Items from a dataset

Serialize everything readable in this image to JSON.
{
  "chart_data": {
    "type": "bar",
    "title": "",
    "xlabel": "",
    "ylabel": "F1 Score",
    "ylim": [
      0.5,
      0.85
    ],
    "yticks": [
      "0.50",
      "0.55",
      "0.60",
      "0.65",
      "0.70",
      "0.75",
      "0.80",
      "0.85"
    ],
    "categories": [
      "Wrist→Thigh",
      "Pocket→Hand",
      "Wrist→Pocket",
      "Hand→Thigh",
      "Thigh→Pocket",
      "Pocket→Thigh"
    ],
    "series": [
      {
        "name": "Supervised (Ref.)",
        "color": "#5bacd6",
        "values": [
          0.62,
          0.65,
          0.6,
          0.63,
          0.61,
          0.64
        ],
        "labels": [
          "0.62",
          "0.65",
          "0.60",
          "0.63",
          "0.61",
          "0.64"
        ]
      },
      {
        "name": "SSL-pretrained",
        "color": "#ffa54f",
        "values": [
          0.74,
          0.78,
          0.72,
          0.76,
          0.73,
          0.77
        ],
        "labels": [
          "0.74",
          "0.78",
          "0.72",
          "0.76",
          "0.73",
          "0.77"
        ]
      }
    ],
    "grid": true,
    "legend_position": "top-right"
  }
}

◆ **EXERCISE**
Please reproduce every line of the material word for word.

◆ **TASK RESPONSE**
Serialize everything readable in this image to JSON.
{
  "chart_data": {
    "type": "bar",
    "title": "",
    "xlabel": "",
    "ylabel": "F1 Score",
    "ylim": [
      0.5,
      0.85
    ],
    "yticks": [
      "0.50",
      "0.55",
      "0.60",
      "0.65",
      "0.70",
      "0.75",
      "0.80",
      "0.85"
    ],
    "categories": [
      "Wrist→Thigh",
      "Pocket→Hand",
      "Wrist→Pocket",
      "Hand→Thigh",
      "Thigh→Pocket",
      "Pocket→Thigh"
    ],
    "series": [
      {
        "name": "Supervised (Ref.)",
        "color": "#5bacd6",
        "values": [
          0.62,
          0.65,
          0.6,
          0.63,
          0.61,
          0.64
        ],
        "labels": [
          "0.62",
          "0.65",
          "0.60",
          "0.63",
          "0.61",
          "0.64"
        ]
      },
      {
        "name": "SSL-pretrained",
        "color": "#ffa54f",
        "values": [
          0.74,
          0.78,
          0.72,
          0.76,
          0.73,
          0.77
        ],
        "labels": [
          "0.74",
          "0.78",
          "0.72",
          "0.76",
          "0.73",
          "0.77"
        ]
      }
    ],
    "grid": true,
    "legend_position": "top-right"
  }
}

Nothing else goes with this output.